● What you will do
a. According to the article on the tear gas boycott campaign, on what date did the four groups send their letter to Combined Systems, Inc?
b. Extend the article about activists urging a US tear gas maker to stop its sales to Israel, picking up right after its final paragraph.

● Extracted text
━━━━━━━━━━━━━━━━━━━━

Boycott roundup: US tear gas-maker CSI urged to cancel Israel sales

Activists are calling on a US manufacturer of tear gas to stop providing its products to the Israeli military. (ActiveStills)


Four activist groups in the US are calling on a tear gas manufacturer to stop providing its products to the Israeli military following the death of Jawaher Abu Rahmah from severe respiratory distress on 1 January 2011 after inhaling tear gas fired by the Israeli army in the occupied West Bank village of Bilin.

Adalah-NY: The New York Campaign for the Boycott of Israel, Code Pink, Jewish Voice for Peace and the US Campaign to End the Israeli Occupation issued a letter to US-based Combined Systems, Inc (CSI) on 3 January urging the company to “cease providing CSI equipment to the Israeli government in response to the Israeli military’s ongoing and foreseeable misuse of CSI crowd control equipment to kill and maim protesters in the Occupied Palestinian Territories” (“Combined Systems, Inc, Stop providing equipment …,” 3 January 2011).

“Over the last two years alone, the Israeli military has used your products to kill two peaceful protesters from one family in the West Bank village of Bilin, to severely injure two peaceful protesters from the US and to seriously injure many more,” the letter stated. “According to the the Israeli human rights group B’Tselem, two other Palestinians were killed by Israeli tear gas in 2002.”

The letter added that the tear gas canisters sent by CSI to the Israeli military could have been provided as part of the US government’s military aid package to Israel — funded by US taxpayer money.

The groups pointed out that the US State Department provided nearly $2 million worth of “tear gasses and riot control agents” in its 2007 and 2008 aid packages. “As taxpayers, we strongly object to the possibility that CSI may be using our tax dollars to support Israel’s repression of Palestinian rights,” the groups stated.

━━━━━━━━━━━━━━━━━━━━

● Records supplied
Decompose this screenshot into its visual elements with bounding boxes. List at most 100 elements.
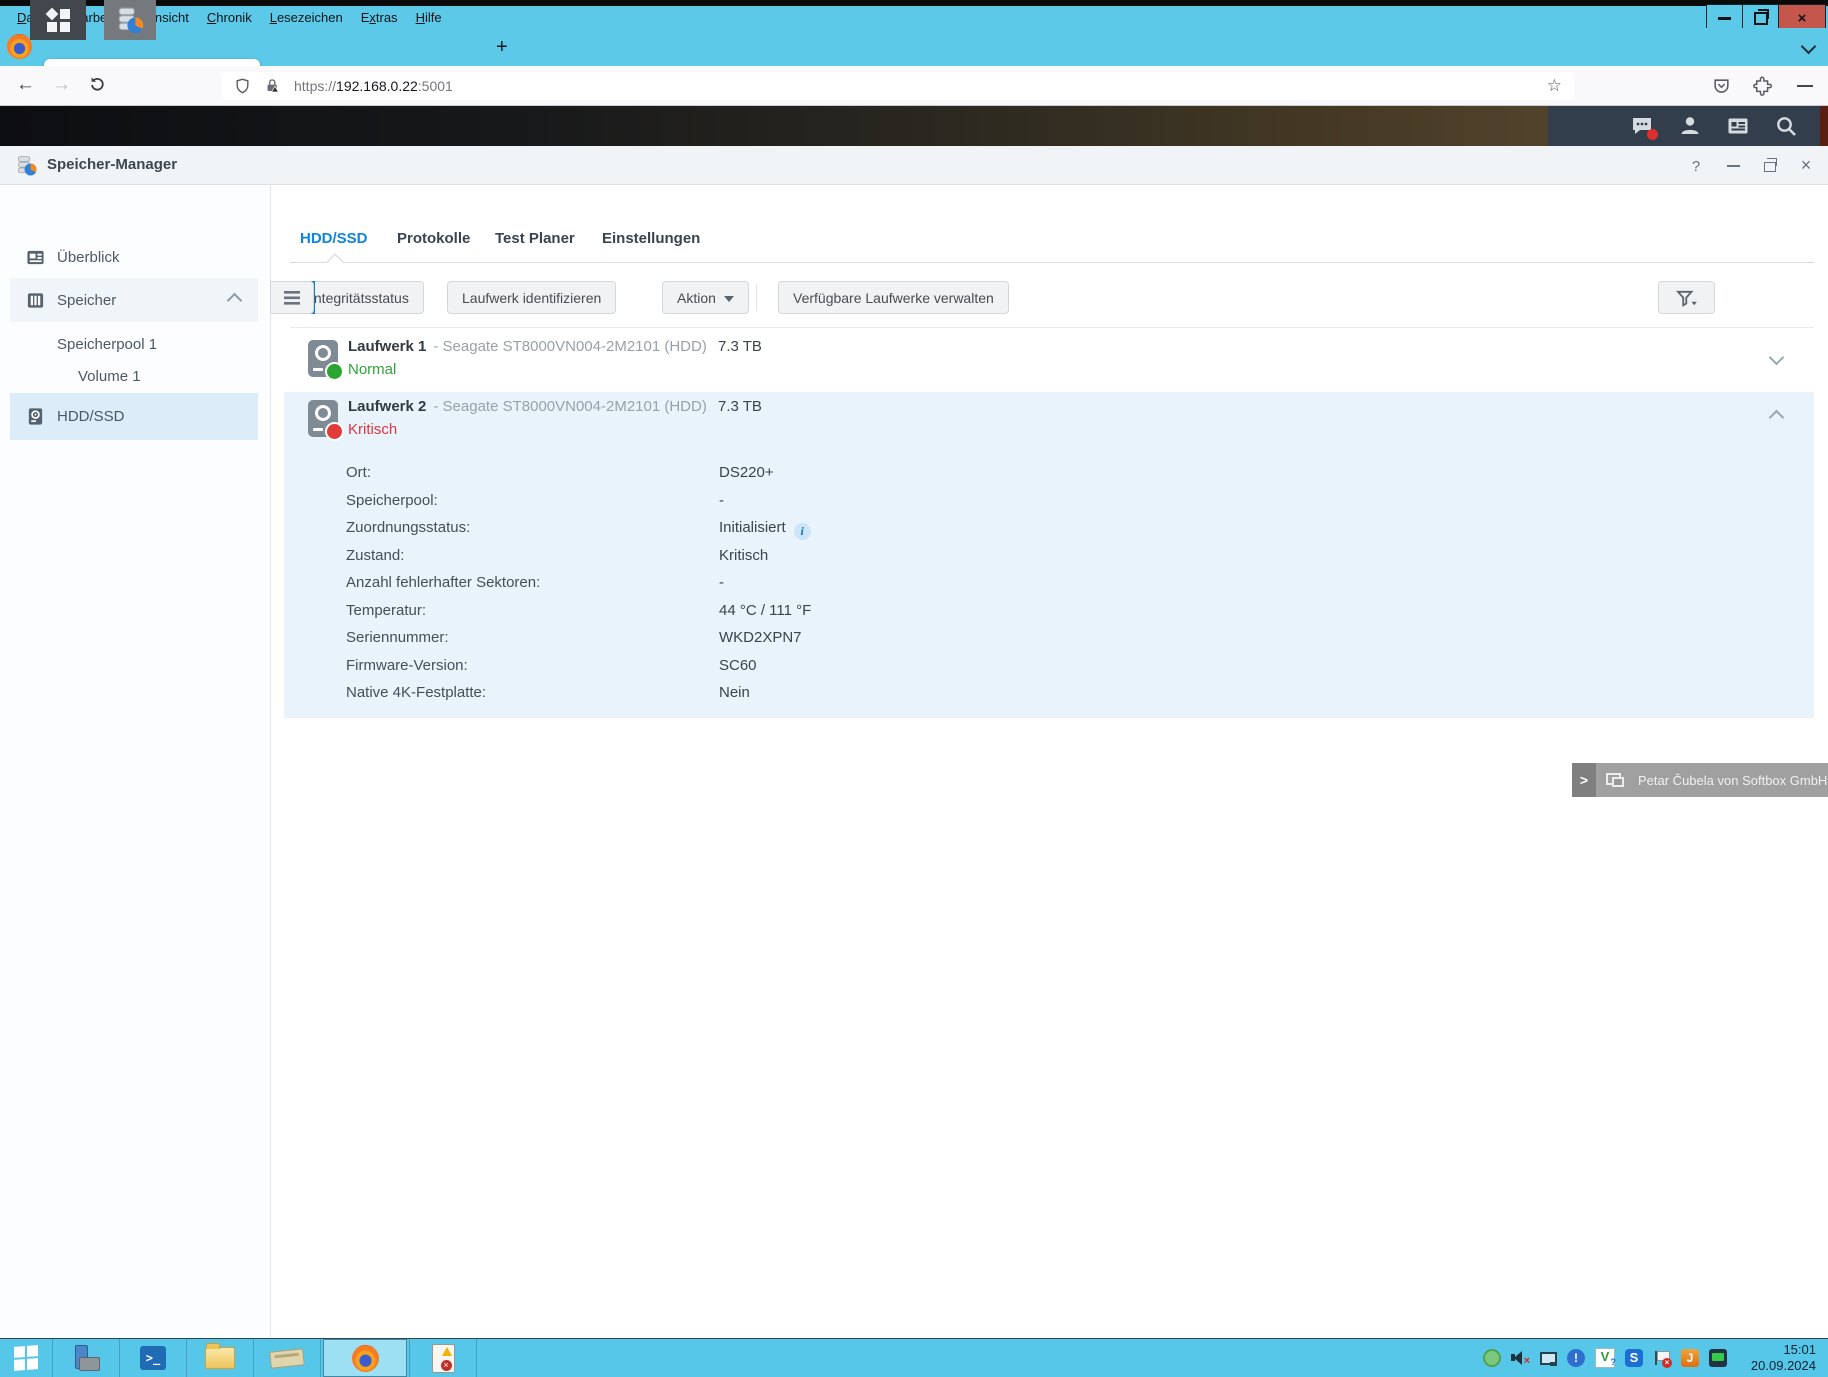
menu-chronik[interactable]: Chronik — [198, 8, 261, 27]
dsm-main-menu-button[interactable] — [30, 0, 86, 40]
taskbar-file-explorer[interactable] — [187, 1339, 253, 1377]
drive-row-laufwerk-1[interactable]: ✓ Laufwerk 1- Seagate ST8000VN004-2M2101… — [284, 332, 1814, 390]
screen: Datei Bearbeiten Ansicht Chronik Lesezei… — [0, 0, 1828, 1377]
tab-einstellungen[interactable]: Einstellungen — [602, 230, 700, 247]
tab-protokolle[interactable]: Protokolle — [397, 230, 470, 247]
storage-manager-icon — [16, 155, 37, 176]
clock-date: 20.09.2024 — [1751, 1358, 1816, 1374]
new-tab-button[interactable]: + — [496, 37, 508, 57]
app-help-button[interactable]: ? — [1686, 156, 1706, 176]
taskbar-event-log[interactable] — [410, 1339, 476, 1377]
collapse-chevron-icon[interactable] — [1771, 410, 1782, 428]
list-divider — [290, 327, 1814, 328]
main-menu-grid-icon — [47, 9, 70, 32]
dsm-storage-manager-task-button[interactable] — [104, 0, 156, 40]
storage-pool-icon — [26, 291, 45, 310]
detail-row: Temperatur:44 °C / 111 °F — [346, 597, 811, 625]
close-icon: × — [1798, 11, 1807, 26]
back-button[interactable]: ← — [16, 75, 35, 94]
system-tray: × ! V? S × J — [1478, 1339, 1732, 1377]
taskbar-clock[interactable]: 15:01 20.09.2024 — [1751, 1342, 1816, 1374]
sidebar-item-volume-1[interactable]: Volume 1 — [10, 361, 258, 391]
tray-java-icon[interactable]: J — [1681, 1349, 1699, 1367]
filter-button[interactable] — [1658, 281, 1715, 314]
sidebar-item-hdd-ssd[interactable]: HDD/SSD — [10, 393, 258, 440]
tab-test-planer[interactable]: Test Planer — [495, 230, 575, 247]
taskbar-powershell[interactable]: >_ — [120, 1339, 186, 1377]
screens-icon — [1606, 773, 1624, 787]
tray-action-center-flag-icon[interactable]: × — [1653, 1349, 1671, 1367]
app-restore-button[interactable] — [1760, 157, 1780, 177]
detail-row: Seriennummer:WKD2XPN7 — [346, 624, 811, 652]
tray-green-app-icon[interactable] — [1483, 1349, 1501, 1367]
app-minimize-button[interactable] — [1723, 156, 1743, 176]
drive-size: 7.3 TB — [718, 338, 762, 355]
drive-row-laufwerk-2[interactable]: ! Laufwerk 2- Seagate ST8000VN004-2M2101… — [284, 392, 1814, 718]
app-window-title: Speicher-Manager — [47, 156, 177, 173]
sidebar-item-label: Speicherpool 1 — [57, 336, 157, 353]
storage-manager-icon — [116, 6, 144, 34]
action-dropdown-button[interactable]: Aktion — [662, 281, 749, 314]
url-port: :5001 — [418, 78, 453, 94]
bookmark-star-icon[interactable]: ☆ — [1547, 76, 1562, 96]
sidebar: Überblick Speicher Speicherpool 1 Volume… — [0, 185, 271, 1338]
tray-teamviewer-icon[interactable] — [1709, 1349, 1727, 1367]
collapse-chevron-icon[interactable] — [227, 292, 243, 308]
drive-status: Kritisch — [348, 421, 397, 438]
status-ok-badge: ✓ — [325, 362, 344, 381]
drive-status: Normal — [348, 361, 396, 378]
info-icon[interactable]: i — [794, 523, 811, 540]
start-button[interactable] — [0, 1339, 52, 1377]
manage-available-drives-button[interactable]: Verfügbare Laufwerke verwalten — [778, 281, 1009, 314]
event-log-icon — [432, 1344, 455, 1373]
menu-extras[interactable]: Extras — [352, 8, 407, 27]
shield-icon[interactable] — [234, 77, 251, 95]
table-view-button[interactable] — [270, 281, 314, 314]
reload-button[interactable] — [88, 75, 106, 93]
drive-model: - Seagate ST8000VN004-2M2101 (HDD) — [433, 398, 706, 415]
menu-lesezeichen[interactable]: Lesezeichen — [261, 8, 352, 27]
search-icon[interactable] — [1774, 114, 1798, 138]
taskbar-server-manager[interactable] — [53, 1339, 119, 1377]
drive-icon: ! — [308, 400, 338, 437]
teamviewer-session-label: Petar Čubela von Softbox GmbH — [1638, 773, 1827, 788]
widgets-panel-icon[interactable] — [1726, 114, 1750, 138]
app-close-button[interactable]: × — [1796, 155, 1816, 175]
forward-button[interactable]: → — [52, 75, 71, 94]
detail-row: Ort:DS220+ — [346, 459, 811, 487]
scanner-icon — [269, 1348, 305, 1368]
taskbar-scanner-app[interactable] — [254, 1339, 320, 1377]
drive-size: 7.3 TB — [718, 398, 762, 415]
active-tab-notch — [327, 254, 344, 271]
user-account-icon[interactable] — [1678, 114, 1702, 138]
tray-network-icon[interactable] — [1539, 1349, 1557, 1367]
sidebar-item-ueberblick[interactable]: Überblick — [10, 237, 258, 278]
tray-volume-muted-icon[interactable]: × — [1511, 1349, 1529, 1367]
folder-icon — [205, 1347, 235, 1369]
toolbar-separator — [756, 284, 757, 311]
browser-tabstrip: DSM MAIO-NAS-02 - Synology NAS × DSM MAI… — [0, 28, 1828, 66]
identify-drive-button[interactable]: Laufwerk identifizieren — [447, 281, 616, 314]
teamviewer-session-bar[interactable]: Petar Čubela von Softbox GmbH — [1596, 763, 1828, 797]
dsm-system-tray — [1548, 106, 1820, 146]
sidebar-item-label: HDD/SSD — [57, 408, 125, 425]
expand-chevron-icon[interactable] — [1771, 350, 1782, 368]
menu-hilfe[interactable]: Hilfe — [407, 8, 451, 27]
firefox-logo-icon — [352, 1345, 379, 1372]
extensions-puzzle-icon[interactable] — [1753, 76, 1773, 96]
tab-overflow-chevron-icon[interactable] — [1801, 39, 1817, 55]
teamviewer-expand-button[interactable]: > — [1572, 763, 1596, 797]
notifications-chat-icon[interactable] — [1630, 114, 1654, 138]
sidebar-item-speicherpool-1[interactable]: Speicherpool 1 — [10, 329, 258, 359]
tray-alert-icon[interactable]: ! — [1567, 1349, 1585, 1367]
detail-row: Anzahl fehlerhafter Sektoren:- — [346, 569, 811, 597]
address-bar[interactable]: https://192.168.0.22:5001 ☆ — [222, 72, 1574, 100]
sidebar-item-speicher[interactable]: Speicher — [10, 278, 258, 322]
tray-s-app-icon[interactable]: S — [1625, 1349, 1643, 1367]
lock-warning-icon[interactable] — [264, 77, 281, 95]
tray-v-app-icon[interactable]: V? — [1595, 1348, 1615, 1368]
tab-hdd-ssd[interactable]: HDD/SSD — [300, 230, 368, 247]
pocket-icon[interactable] — [1712, 77, 1731, 96]
firefox-logo-icon — [7, 34, 32, 59]
taskbar-firefox-active[interactable] — [323, 1339, 407, 1377]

━━━━━━━━━━━━━━━━━━━━

● Response list
a. 3 January 2011

b.
The Electronic Intifada published an action alert drafted by Adalah-NY’s Coalition for Justice in the Middle East which urges individuals to email executives at CSI and the companies that invest in CSI, “and tell them to stop providing their tear gas to the Israeli military before more protesters are killed and maimed.”

Israelis vow to boycott settlement university

Meanwhile, more than 150 university and college faculty from a variety of academic fields in Israel have signed a letter stating their “unwillingness to take part in any type of academic activity taking place in the college operating in the settlement of Ariel” (“Israel Prize laureates join academic boycott of settlement university,” Haaretz 9 January 2011).”

The academics’ letter points out that Ariel settlement — like all Israeli settlement colonies in the West Bank, including East Jerusalem — contravene international laws including the Geneva conventions.

“Ariel was built on occupied land,” the letter states. “Only a few kilometers away from flourishing Ariel, Palestinians live in villages and refugee camps under unbearably harsh conditions and without basic human rights. Not only do they not have access to higher education, some do not even have running water. These are two different realities that create a policy of apartheid.”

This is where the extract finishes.